### MATERIAL SUPPLIED
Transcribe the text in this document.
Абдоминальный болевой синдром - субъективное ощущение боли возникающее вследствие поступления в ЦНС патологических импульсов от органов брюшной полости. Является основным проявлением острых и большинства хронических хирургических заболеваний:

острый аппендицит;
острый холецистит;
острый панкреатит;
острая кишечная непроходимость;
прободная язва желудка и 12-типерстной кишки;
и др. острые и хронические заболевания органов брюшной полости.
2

### DIRECTIONS
Return all lines containing "полости".

### RESULT
Абдоминальный болевой синдром - субъективное ощущение боли возникающее вследствие поступления в ЦНС патологических импульсов от органов брюшной полости. Является основным проявлением острых и большинства хронических хирургических заболеваний:
и др. острые и хронические заболевания органов брюшной полости.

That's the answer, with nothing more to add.